(Stored dataset items)
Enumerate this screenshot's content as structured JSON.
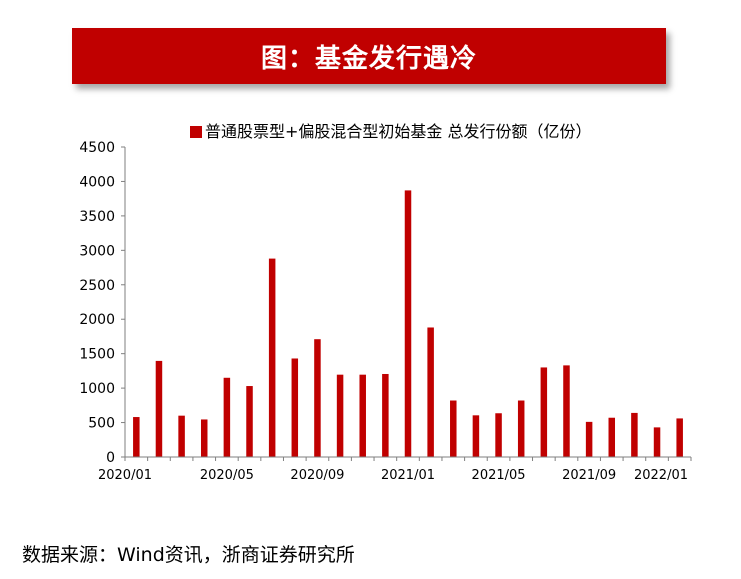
{
  "banner": {
    "title": "图：基金发行遇冷"
  },
  "source": "数据来源：Wind资讯，浙商证券研究所",
  "colors": {
    "banner": "#c00000",
    "bar": "#c00000",
    "axis": "#7f7f7f"
  },
  "chart_data": {
    "type": "bar",
    "title": "",
    "xlabel": "",
    "ylabel": "",
    "ylim": [
      0,
      4500
    ],
    "yticks": [
      0,
      500,
      1000,
      1500,
      2000,
      2500,
      3000,
      3500,
      4000,
      4500
    ],
    "grid": false,
    "legend_position": "top",
    "categories": [
      "2020/01",
      "2020/02",
      "2020/03",
      "2020/04",
      "2020/05",
      "2020/06",
      "2020/07",
      "2020/08",
      "2020/09",
      "2020/10",
      "2020/11",
      "2020/12",
      "2021/01",
      "2021/02",
      "2021/03",
      "2021/04",
      "2021/05",
      "2021/06",
      "2021/07",
      "2021/08",
      "2021/09",
      "2021/10",
      "2021/11",
      "2021/12",
      "2022/01"
    ],
    "xtick_labels": [
      "2020/01",
      "2020/05",
      "2020/09",
      "2021/01",
      "2021/05",
      "2021/09",
      "2022/01"
    ],
    "series": [
      {
        "name": "普通股票型+偏股混合型初始基金 总发行份额（亿份）",
        "values": [
          580,
          1395,
          600,
          545,
          1150,
          1030,
          2880,
          1430,
          1710,
          1195,
          1195,
          1205,
          3870,
          1880,
          820,
          605,
          635,
          820,
          1300,
          1330,
          510,
          570,
          640,
          430,
          560
        ]
      }
    ]
  }
}
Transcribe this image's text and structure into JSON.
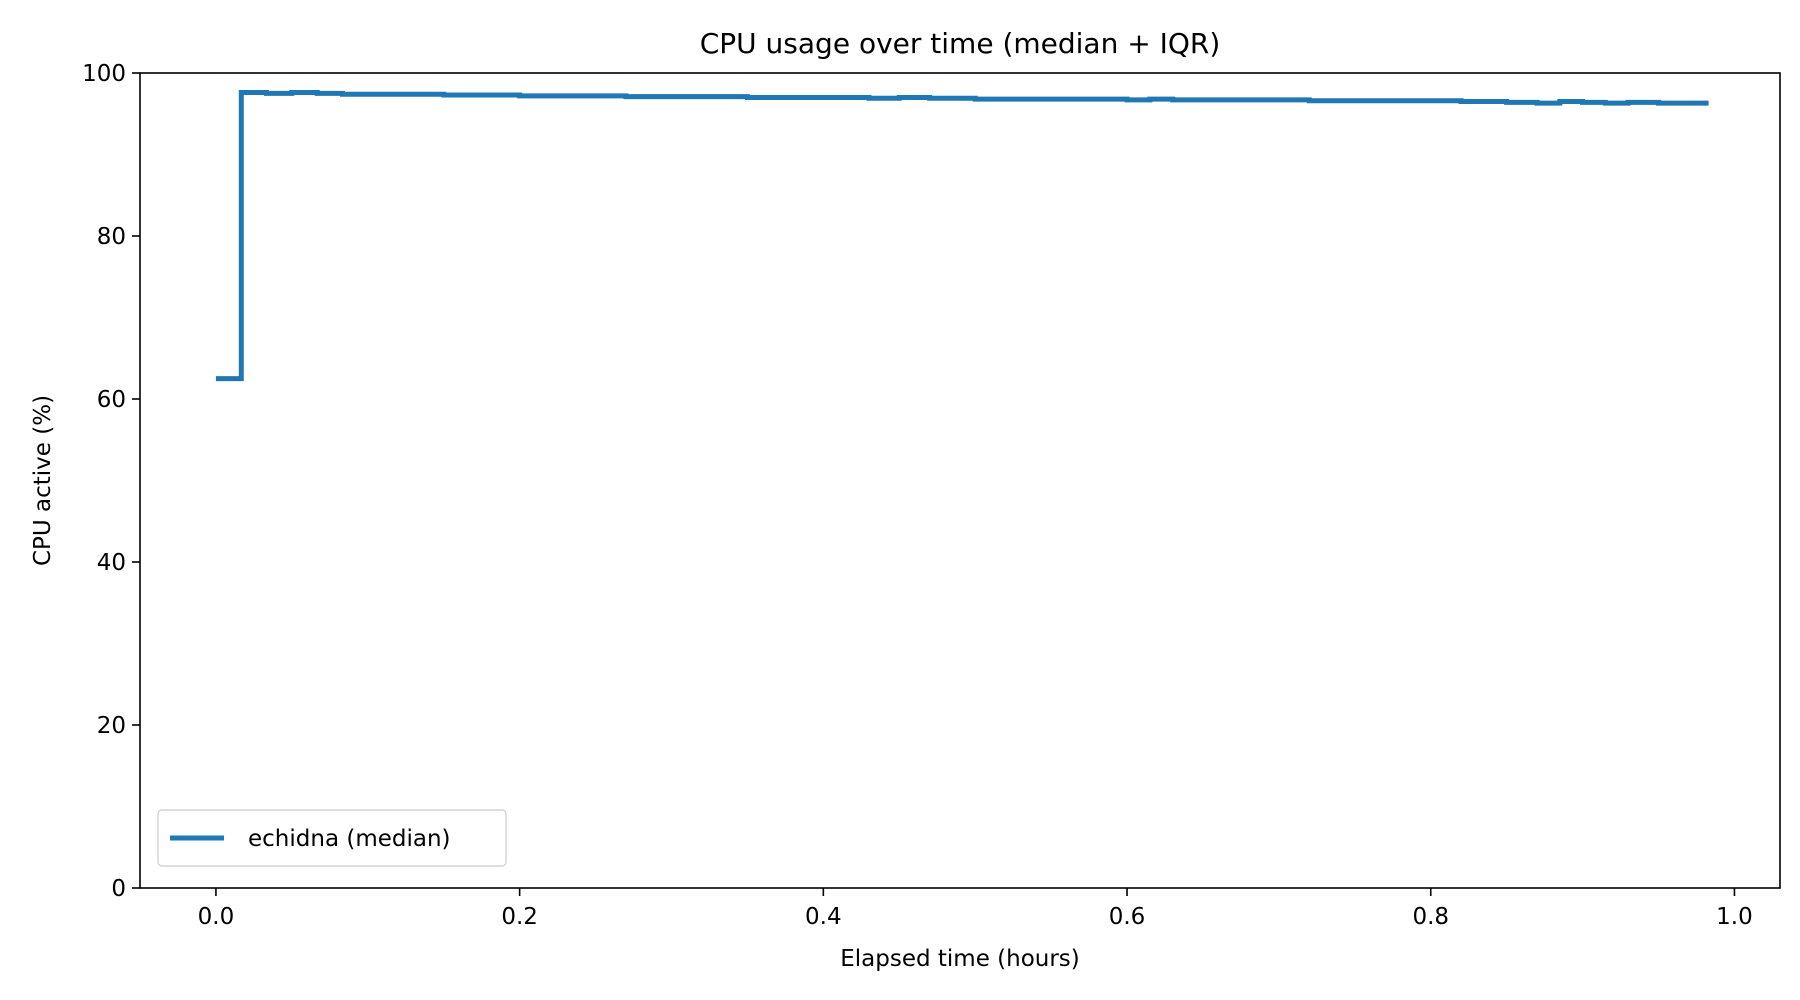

= Problem to solve =
Quote each record exactly as it stands, minus the pictures.

= Finished task =
Enumerate this screenshot's content as structured JSON.
{
  "banner": {
    "title": "图：基金发行遇冷"
  },
  "source": "数据来源：Wind资讯，浙商证券研究所",
  "colors": {
    "banner": "#c00000",
    "bar": "#c00000",
    "axis": "#7f7f7f"
  },
  "chart_data": {
    "type": "bar",
    "title": "",
    "xlabel": "",
    "ylabel": "",
    "ylim": [
      0,
      4500
    ],
    "yticks": [
      0,
      500,
      1000,
      1500,
      2000,
      2500,
      3000,
      3500,
      4000,
      4500
    ],
    "grid": false,
    "legend_position": "top",
    "categories": [
      "2020/01",
      "2020/02",
      "2020/03",
      "2020/04",
      "2020/05",
      "2020/06",
      "2020/07",
      "2020/08",
      "2020/09",
      "2020/10",
      "2020/11",
      "2020/12",
      "2021/01",
      "2021/02",
      "2021/03",
      "2021/04",
      "2021/05",
      "2021/06",
      "2021/07",
      "2021/08",
      "2021/09",
      "2021/10",
      "2021/11",
      "2021/12",
      "2022/01"
    ],
    "xtick_labels": [
      "2020/01",
      "2020/05",
      "2020/09",
      "2021/01",
      "2021/05",
      "2021/09",
      "2022/01"
    ],
    "series": [
      {
        "name": "普通股票型+偏股混合型初始基金 总发行份额（亿份）",
        "values": [
          580,
          1395,
          600,
          545,
          1150,
          1030,
          2880,
          1430,
          1710,
          1195,
          1195,
          1205,
          3870,
          1880,
          820,
          605,
          635,
          820,
          1300,
          1330,
          510,
          570,
          640,
          430,
          560
        ]
      }
    ]
  }
}
Transcribe this image's text and structure into JSON.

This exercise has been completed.